● WHAT YOU HAVE TO DO:
What is the number of lines that include the word "промышленного"? Provide only that figure.

● DATASET:
— begin —
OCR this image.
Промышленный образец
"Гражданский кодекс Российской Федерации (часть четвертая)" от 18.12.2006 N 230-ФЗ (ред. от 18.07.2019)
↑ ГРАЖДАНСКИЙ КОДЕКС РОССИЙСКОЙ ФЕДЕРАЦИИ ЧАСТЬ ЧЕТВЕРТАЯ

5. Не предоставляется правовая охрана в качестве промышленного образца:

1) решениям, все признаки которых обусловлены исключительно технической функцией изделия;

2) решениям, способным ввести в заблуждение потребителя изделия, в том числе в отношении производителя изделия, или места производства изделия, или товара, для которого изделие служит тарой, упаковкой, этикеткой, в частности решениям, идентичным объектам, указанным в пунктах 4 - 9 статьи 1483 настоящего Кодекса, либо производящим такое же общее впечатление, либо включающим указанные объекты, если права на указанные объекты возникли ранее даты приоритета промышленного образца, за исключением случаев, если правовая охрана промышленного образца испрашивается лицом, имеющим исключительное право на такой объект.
— end —
● PROBLEM SOLUTION:
2